What to do:
Below are records; extract exactly the lines from the one containing "Extract all readable text from this page." through the last, both included, and keep the pictures out.

Extracted material:
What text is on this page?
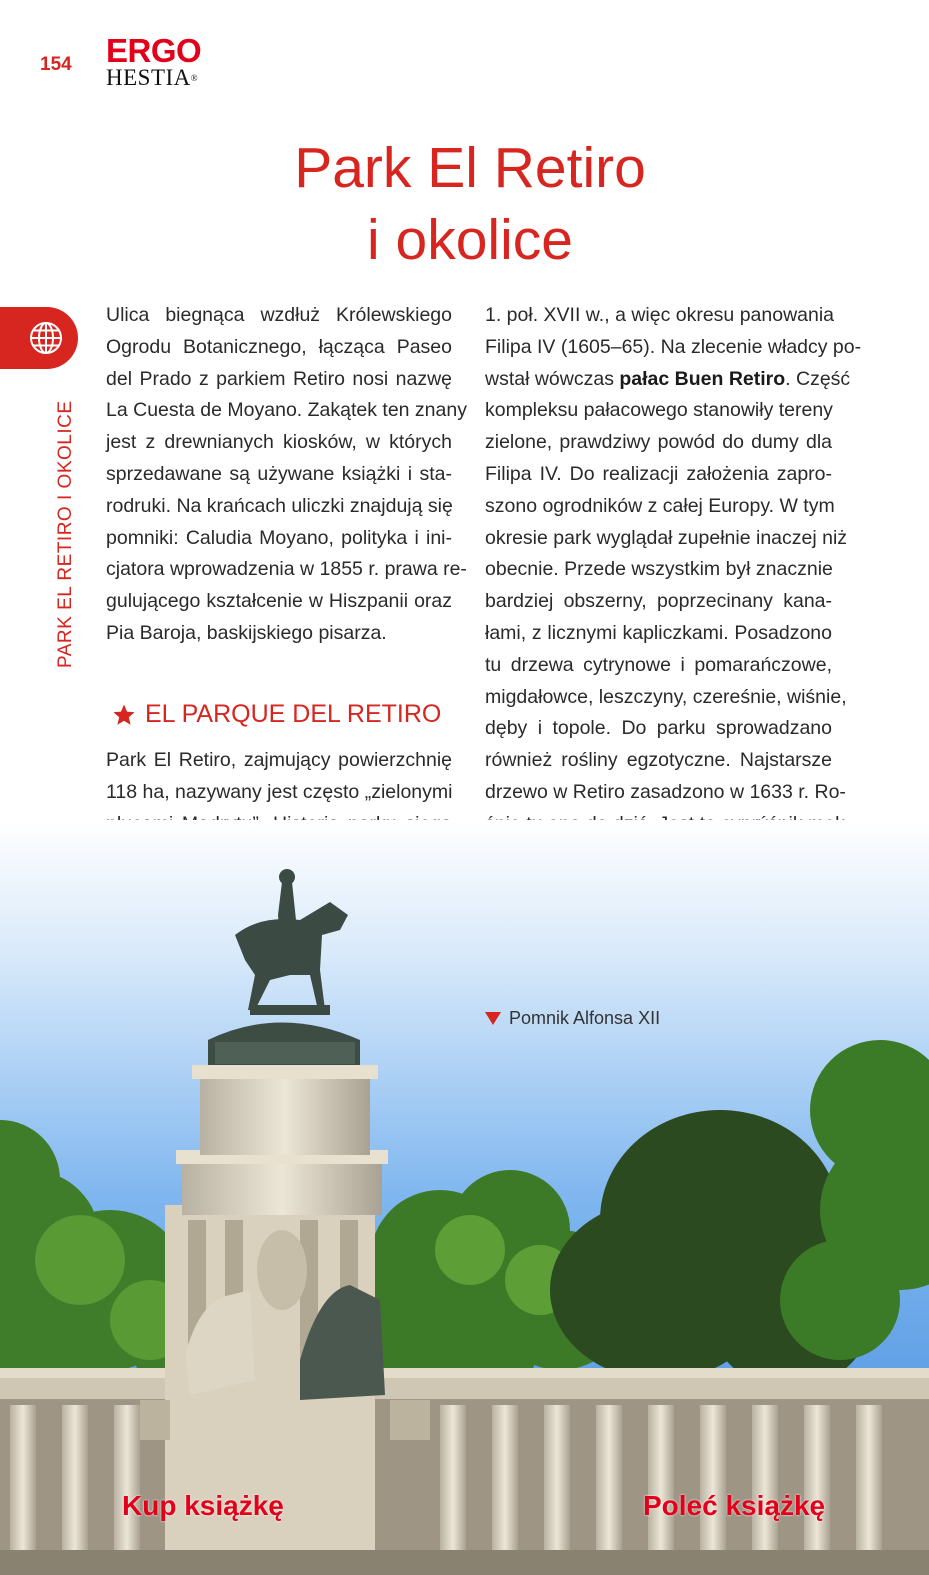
154 ERGO
HESTIA®
Park El Retiro
i okolice
PARK EL RETIRO I OKOLICE
Ulica biegnąca wzdłuż Królewskiego
Ogrodu Botanicznego, łącząca Paseo
del Prado z parkiem Retiro nosi nazwę
La Cuesta de Moyano. Zakątek ten znany
jest z drewnianych kiosków, w których
sprzedawane są używane książki i sta-
rodruki. Na krańcach uliczki znajdują się
pomniki: Caludia Moyano, polityka i ini-
cjatora wprowadzenia w 1855 r. prawa re-
gulującego kształcenie w Hiszpanii oraz
Pia Baroja, baskijskiego pisarza.
EL PARQUE DEL RETIRO
Park El Retiro, zajmujący powierzchnię
118 ha, nazywany jest często „zielonymi
1. poł. XVII w., a więc okresu panowania
Filipa IV (1605–65). Na zlecenie władcy po-
wstał wówczas pałac Buen Retiro. Część
kompleksu pałacowego stanowiły tereny
zielone, prawdziwy powód do dumy dla
Filipa IV. Do realizacji założenia zapro-
szono ogrodników z całej Europy. W tym
okresie park wyglądał zupełnie inaczej niż
obecnie. Przede wszystkim był znacznie
bardziej obszerny, poprzecinany kana-
łami, z licznymi kapliczkami. Posadzono
tu drzewa cytrynowe i pomarańczowe,
migdałowce, leszczyny, czereśnie, wiśnie,
dęby i topole. Do parku sprowadzano
również rośliny egzotyczne. Najstarsze
drzewo w Retiro zasadzono w 1633 r. Ro-
Pomnik Alfonsa XII
Kup książkę	Poleć książkę
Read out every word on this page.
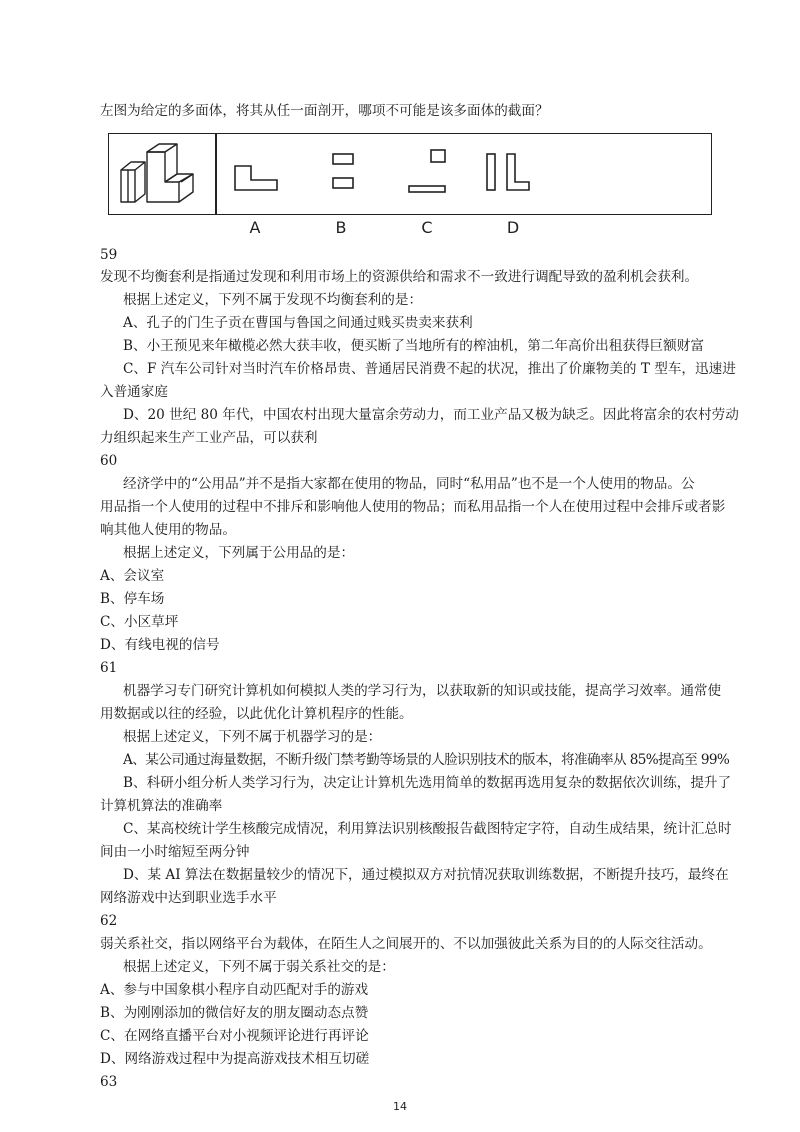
左图为给定的多面体，将其从任一面剖开，哪项不可能是该多面体的截面？
A	B	C	D
59
发现不均衡套利是指通过发现和利用市场上的资源供给和需求不一致进行调配导致的盈利机会获利。
根据上述定义，下列不属于发现不均衡套利的是：
A、孔子的门生子贡在曹国与鲁国之间通过贱买贵卖来获利
B、小王预见来年橄榄必然大获丰收，便买断了当地所有的榨油机，第二年高价出租获得巨额财富
C、F 汽车公司针对当时汽车价格昂贵、普通居民消费不起的状况，推出了价廉物美的 T 型车，迅速进
入普通家庭
D、20 世纪 80 年代，中国农村出现大量富余劳动力，而工业产品又极为缺乏。因此将富余的农村劳动
力组织起来生产工业产品，可以获利
60
经济学中的“公用品”并不是指大家都在使用的物品，同时“私用品”也不是一个人使用的物品。公
用品指一个人使用的过程中不排斥和影响他人使用的物品；而私用品指一个人在使用过程中会排斥或者影
响其他人使用的物品。
根据上述定义，下列属于公用品的是：
A、会议室
B、停车场
C、小区草坪
D、有线电视的信号
61
机器学习专门研究计算机如何模拟人类的学习行为，以获取新的知识或技能，提高学习效率。通常使
用数据或以往的经验，以此优化计算机程序的性能。
根据上述定义，下列不属于机器学习的是：
A、某公司通过海量数据，不断升级门禁考勤等场景的人脸识别技术的版本，将准确率从 85%提高至 99%
B、科研小组分析人类学习行为，决定让计算机先选用简单的数据再选用复杂的数据依次训练，提升了
计算机算法的准确率
C、某高校统计学生核酸完成情况，利用算法识别核酸报告截图特定字符，自动生成结果，统计汇总时
间由一小时缩短至两分钟
D、某 AI 算法在数据量较少的情况下，通过模拟双方对抗情况获取训练数据，不断提升技巧，最终在
网络游戏中达到职业选手水平
62
弱关系社交，指以网络平台为载体，在陌生人之间展开的、不以加强彼此关系为目的的人际交往活动。
根据上述定义，下列不属于弱关系社交的是：
A、参与中国象棋小程序自动匹配对手的游戏
B、为刚刚添加的微信好友的朋友圈动态点赞
C、在网络直播平台对小视频评论进行再评论
D、网络游戏过程中为提高游戏技术相互切磋
63
14
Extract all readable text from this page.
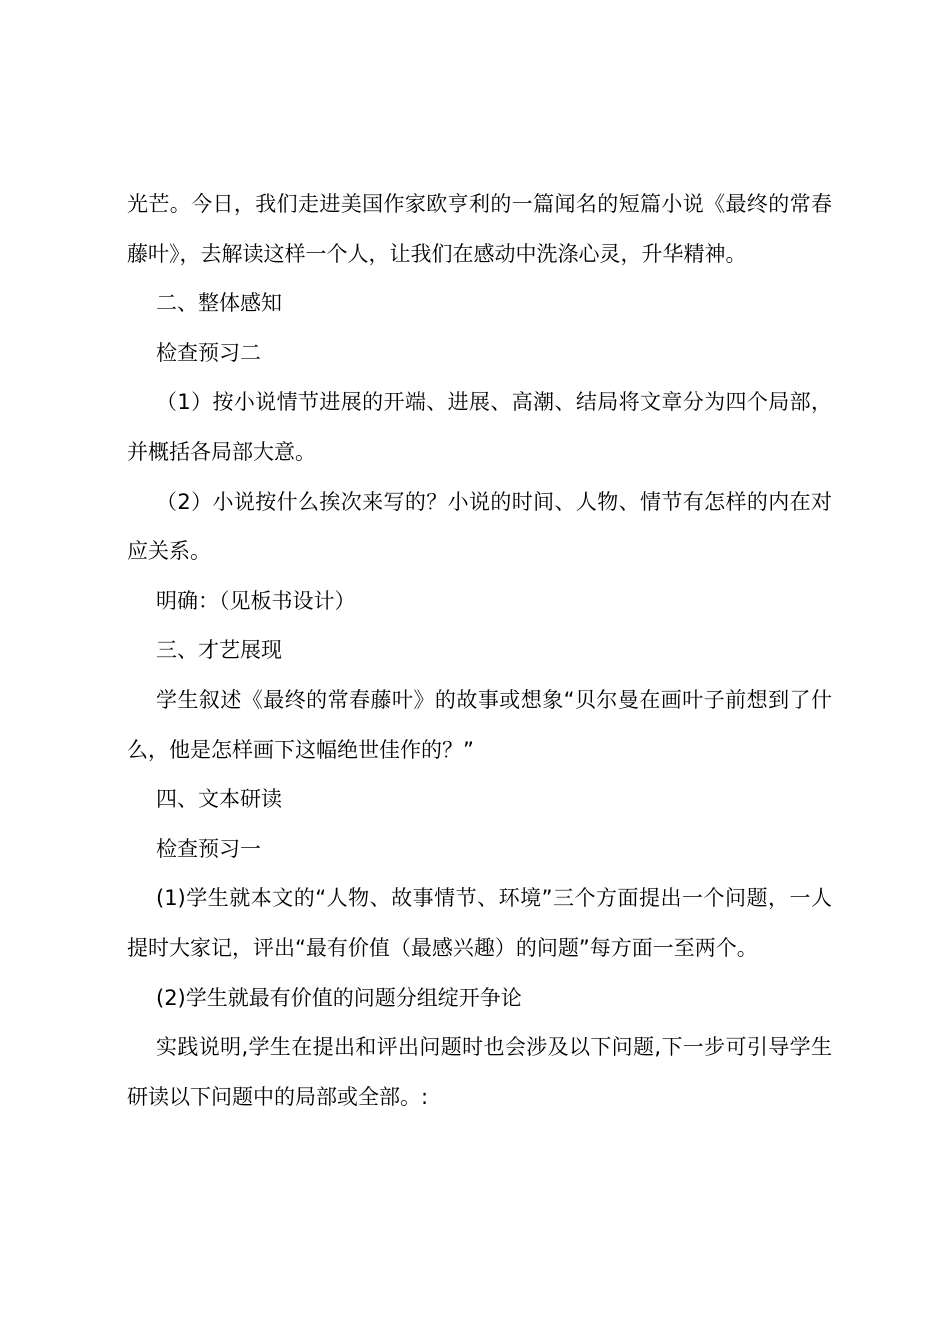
光芒。今日，我们走进美国作家欧亨利的一篇闻名的短篇小说《最终的常春藤叶》，去解读这样一个人，让我们在感动中洗涤心灵，升华精神。

二、整体感知

检查预习二

（1）按小说情节进展的开端、进展、高潮、结局将文章分为四个局部，并概括各局部大意。

（2）小说按什么挨次来写的？小说的时间、人物、情节有怎样的内在对应关系。

明确：（见板书设计）

三、才艺展现

学生叙述《最终的常春藤叶》的故事或想象“贝尔曼在画叶子前想到了什么，他是怎样画下这幅绝世佳作的？”

四、文本研读

检查预习一

(1)学生就本文的“人物、故事情节、环境”三个方面提出一个问题，一人提时大家记，评出“最有价值（最感兴趣）的问题”每方面一至两个。

(2)学生就最有价值的问题分组绽开争论

实践说明,学生在提出和评出问题时也会涉及以下问题,下一步可引导学生研读以下问题中的局部或全部。:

Correct output:
Extract all readable text from this page.
光芒。今日，我们走进美国作家欧亨利的一篇闻名的短篇小说《最终的常春藤叶》，去解读这样一个人，让我们在感动中洗涤心灵，升华精神。

二、整体感知

检查预习二

（1）按小说情节进展的开端、进展、高潮、结局将文章分为四个局部，并概括各局部大意。

（2）小说按什么挨次来写的？小说的时间、人物、情节有怎样的内在对应关系。

明确：（见板书设计）

三、才艺展现

学生叙述《最终的常春藤叶》的故事或想象“贝尔曼在画叶子前想到了什么，他是怎样画下这幅绝世佳作的？”

四、文本研读

检查预习一

(1)学生就本文的“人物、故事情节、环境”三个方面提出一个问题，一人提时大家记，评出“最有价值（最感兴趣）的问题”每方面一至两个。

(2)学生就最有价值的问题分组绽开争论

实践说明,学生在提出和评出问题时也会涉及以下问题,下一步可引导学生研读以下问题中的局部或全部。:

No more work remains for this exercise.